DIRECTIVE — Return the records that follow, matching each one exactly.

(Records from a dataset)
--- Start ---

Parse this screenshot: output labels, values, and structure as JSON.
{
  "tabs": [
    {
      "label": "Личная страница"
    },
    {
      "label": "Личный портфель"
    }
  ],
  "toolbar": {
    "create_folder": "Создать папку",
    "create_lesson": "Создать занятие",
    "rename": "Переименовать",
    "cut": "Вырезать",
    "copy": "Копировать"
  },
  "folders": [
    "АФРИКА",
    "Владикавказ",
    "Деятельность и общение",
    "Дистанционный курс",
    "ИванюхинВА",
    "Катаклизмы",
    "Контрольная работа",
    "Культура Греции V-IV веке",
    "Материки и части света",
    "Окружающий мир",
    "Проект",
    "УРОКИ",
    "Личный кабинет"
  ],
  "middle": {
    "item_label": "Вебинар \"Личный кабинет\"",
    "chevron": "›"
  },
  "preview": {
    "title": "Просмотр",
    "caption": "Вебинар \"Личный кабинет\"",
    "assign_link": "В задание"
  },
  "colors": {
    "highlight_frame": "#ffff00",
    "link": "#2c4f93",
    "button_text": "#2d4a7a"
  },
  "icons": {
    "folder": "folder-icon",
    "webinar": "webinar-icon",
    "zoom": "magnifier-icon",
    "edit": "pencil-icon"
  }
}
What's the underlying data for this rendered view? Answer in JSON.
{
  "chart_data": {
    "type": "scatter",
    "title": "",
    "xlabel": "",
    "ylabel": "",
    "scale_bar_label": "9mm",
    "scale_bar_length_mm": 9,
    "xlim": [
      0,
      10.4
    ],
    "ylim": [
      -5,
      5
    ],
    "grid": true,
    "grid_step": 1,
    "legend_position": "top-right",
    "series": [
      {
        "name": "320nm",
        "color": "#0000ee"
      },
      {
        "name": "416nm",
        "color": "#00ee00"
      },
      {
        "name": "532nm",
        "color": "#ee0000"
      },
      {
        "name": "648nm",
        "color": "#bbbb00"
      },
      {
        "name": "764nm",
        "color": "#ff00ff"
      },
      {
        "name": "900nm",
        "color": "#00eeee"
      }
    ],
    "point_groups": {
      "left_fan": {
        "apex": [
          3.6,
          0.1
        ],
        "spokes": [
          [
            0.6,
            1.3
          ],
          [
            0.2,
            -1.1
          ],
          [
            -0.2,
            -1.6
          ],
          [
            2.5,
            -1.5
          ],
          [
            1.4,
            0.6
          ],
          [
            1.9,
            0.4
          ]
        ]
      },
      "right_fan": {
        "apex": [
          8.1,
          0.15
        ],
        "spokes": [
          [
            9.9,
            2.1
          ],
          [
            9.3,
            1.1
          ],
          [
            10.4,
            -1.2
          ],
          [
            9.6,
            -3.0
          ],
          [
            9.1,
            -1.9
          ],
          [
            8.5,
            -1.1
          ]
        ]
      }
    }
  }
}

--- End ---

EXERCISE RESULT —
Parse this screenshot: output labels, values, and structure as JSON.
{
  "tabs": [
    {
      "label": "Личная страница"
    },
    {
      "label": "Личный портфель"
    }
  ],
  "toolbar": {
    "create_folder": "Создать папку",
    "create_lesson": "Создать занятие",
    "rename": "Переименовать",
    "cut": "Вырезать",
    "copy": "Копировать"
  },
  "folders": [
    "АФРИКА",
    "Владикавказ",
    "Деятельность и общение",
    "Дистанционный курс",
    "ИванюхинВА",
    "Катаклизмы",
    "Контрольная работа",
    "Культура Греции V-IV веке",
    "Материки и части света",
    "Окружающий мир",
    "Проект",
    "УРОКИ",
    "Личный кабинет"
  ],
  "middle": {
    "item_label": "Вебинар \"Личный кабинет\"",
    "chevron": "›"
  },
  "preview": {
    "title": "Просмотр",
    "caption": "Вебинар \"Личный кабинет\"",
    "assign_link": "В задание"
  },
  "colors": {
    "highlight_frame": "#ffff00",
    "link": "#2c4f93",
    "button_text": "#2d4a7a"
  },
  "icons": {
    "folder": "folder-icon",
    "webinar": "webinar-icon",
    "zoom": "magnifier-icon",
    "edit": "pencil-icon"
  }
}
What's the underlying data for this rendered view? Answer in JSON.
{
  "chart_data": {
    "type": "scatter",
    "title": "",
    "xlabel": "",
    "ylabel": "",
    "scale_bar_label": "9mm",
    "scale_bar_length_mm": 9,
    "xlim": [
      0,
      10.4
    ],
    "ylim": [
      -5,
      5
    ],
    "grid": true,
    "grid_step": 1,
    "legend_position": "top-right",
    "series": [
      {
        "name": "320nm",
        "color": "#0000ee"
      },
      {
        "name": "416nm",
        "color": "#00ee00"
      },
      {
        "name": "532nm",
        "color": "#ee0000"
      },
      {
        "name": "648nm",
        "color": "#bbbb00"
      },
      {
        "name": "764nm",
        "color": "#ff00ff"
      },
      {
        "name": "900nm",
        "color": "#00eeee"
      }
    ],
    "point_groups": {
      "left_fan": {
        "apex": [
          3.6,
          0.1
        ],
        "spokes": [
          [
            0.6,
            1.3
          ],
          [
            0.2,
            -1.1
          ],
          [
            -0.2,
            -1.6
          ],
          [
            2.5,
            -1.5
          ],
          [
            1.4,
            0.6
          ],
          [
            1.9,
            0.4
          ]
        ]
      },
      "right_fan": {
        "apex": [
          8.1,
          0.15
        ],
        "spokes": [
          [
            9.9,
            2.1
          ],
          [
            9.3,
            1.1
          ],
          [
            10.4,
            -1.2
          ],
          [
            9.6,
            -3.0
          ],
          [
            9.1,
            -1.9
          ],
          [
            8.5,
            -1.1
          ]
        ]
      }
    }
  }
}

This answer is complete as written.